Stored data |

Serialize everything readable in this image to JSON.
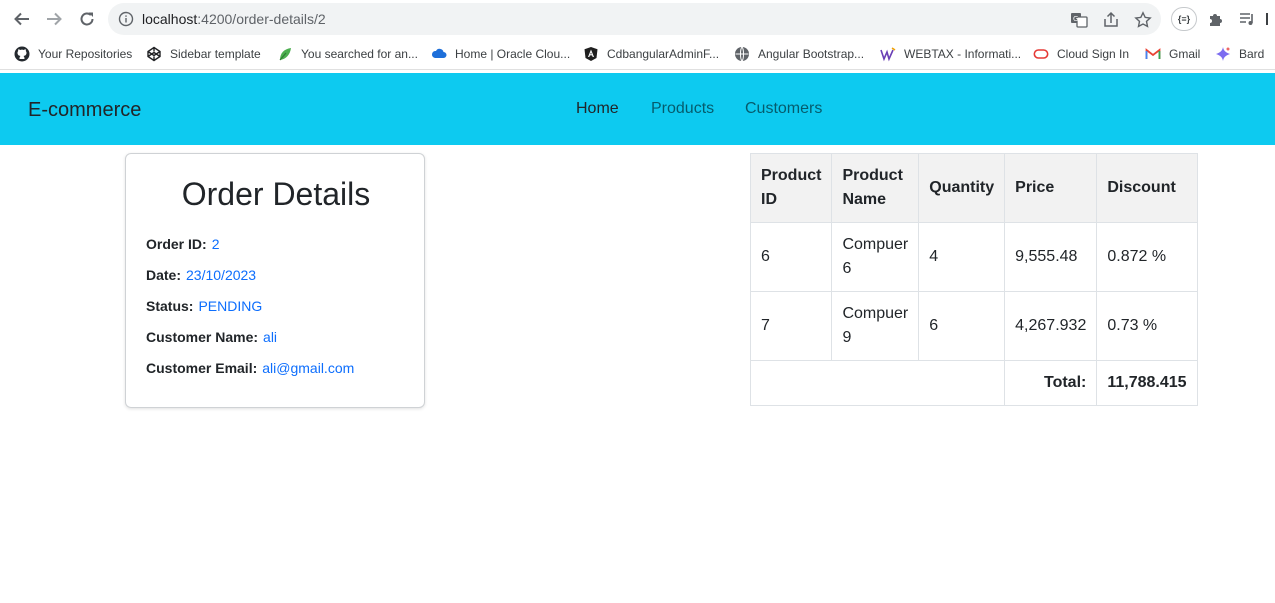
{
  "browser": {
    "url_host": "localhost",
    "url_path": ":4200/order-details/2",
    "extension_badge": "{≡}"
  },
  "bookmarks": [
    {
      "label": "Your Repositories",
      "icon": "github-icon"
    },
    {
      "label": "Sidebar template",
      "icon": "codepen-icon"
    },
    {
      "label": "You searched for an...",
      "icon": "leaf-icon"
    },
    {
      "label": "Home | Oracle Clou...",
      "icon": "cloud-icon"
    },
    {
      "label": "CdbangularAdminF...",
      "icon": "angular-icon"
    },
    {
      "label": "Angular Bootstrap...",
      "icon": "globe-icon"
    },
    {
      "label": "WEBTAX - Informati...",
      "icon": "webtax-icon"
    },
    {
      "label": "Cloud Sign In",
      "icon": "oracle-icon"
    },
    {
      "label": "Gmail",
      "icon": "gmail-icon"
    },
    {
      "label": "Bard",
      "icon": "bard-icon"
    }
  ],
  "navbar": {
    "brand": "E-commerce",
    "links": [
      "Home",
      "Products",
      "Customers"
    ]
  },
  "order": {
    "title": "Order Details",
    "fields": [
      {
        "label": "Order ID:",
        "value": "2"
      },
      {
        "label": "Date:",
        "value": "23/10/2023"
      },
      {
        "label": "Status:",
        "value": "PENDING"
      },
      {
        "label": "Customer Name:",
        "value": "ali"
      },
      {
        "label": "Customer Email:",
        "value": "ali@gmail.com"
      }
    ]
  },
  "table": {
    "headers": [
      "Product ID",
      "Product Name",
      "Quantity",
      "Price",
      "Discount"
    ],
    "rows": [
      [
        "6",
        "Compuer 6",
        "4",
        "9,555.48",
        "0.872 %"
      ],
      [
        "7",
        "Compuer 9",
        "6",
        "4,267.932",
        "0.73 %"
      ]
    ],
    "total_label": "Total:",
    "total_value": "11,788.415"
  },
  "colors": {
    "navbar_bg": "#0dcaf0",
    "link_blue": "#0d6efd"
  }
}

The problem | Transcribe each entry above exactly, apart from the pictures.

Response to this task |
Serialize everything readable in this image to JSON.
{
  "browser": {
    "url_host": "localhost",
    "url_path": ":4200/order-details/2",
    "extension_badge": "{≡}"
  },
  "bookmarks": [
    {
      "label": "Your Repositories",
      "icon": "github-icon"
    },
    {
      "label": "Sidebar template",
      "icon": "codepen-icon"
    },
    {
      "label": "You searched for an...",
      "icon": "leaf-icon"
    },
    {
      "label": "Home | Oracle Clou...",
      "icon": "cloud-icon"
    },
    {
      "label": "CdbangularAdminF...",
      "icon": "angular-icon"
    },
    {
      "label": "Angular Bootstrap...",
      "icon": "globe-icon"
    },
    {
      "label": "WEBTAX - Informati...",
      "icon": "webtax-icon"
    },
    {
      "label": "Cloud Sign In",
      "icon": "oracle-icon"
    },
    {
      "label": "Gmail",
      "icon": "gmail-icon"
    },
    {
      "label": "Bard",
      "icon": "bard-icon"
    }
  ],
  "navbar": {
    "brand": "E-commerce",
    "links": [
      "Home",
      "Products",
      "Customers"
    ]
  },
  "order": {
    "title": "Order Details",
    "fields": [
      {
        "label": "Order ID:",
        "value": "2"
      },
      {
        "label": "Date:",
        "value": "23/10/2023"
      },
      {
        "label": "Status:",
        "value": "PENDING"
      },
      {
        "label": "Customer Name:",
        "value": "ali"
      },
      {
        "label": "Customer Email:",
        "value": "ali@gmail.com"
      }
    ]
  },
  "table": {
    "headers": [
      "Product ID",
      "Product Name",
      "Quantity",
      "Price",
      "Discount"
    ],
    "rows": [
      [
        "6",
        "Compuer 6",
        "4",
        "9,555.48",
        "0.872 %"
      ],
      [
        "7",
        "Compuer 9",
        "6",
        "4,267.932",
        "0.73 %"
      ]
    ],
    "total_label": "Total:",
    "total_value": "11,788.415"
  },
  "colors": {
    "navbar_bg": "#0dcaf0",
    "link_blue": "#0d6efd"
  }
}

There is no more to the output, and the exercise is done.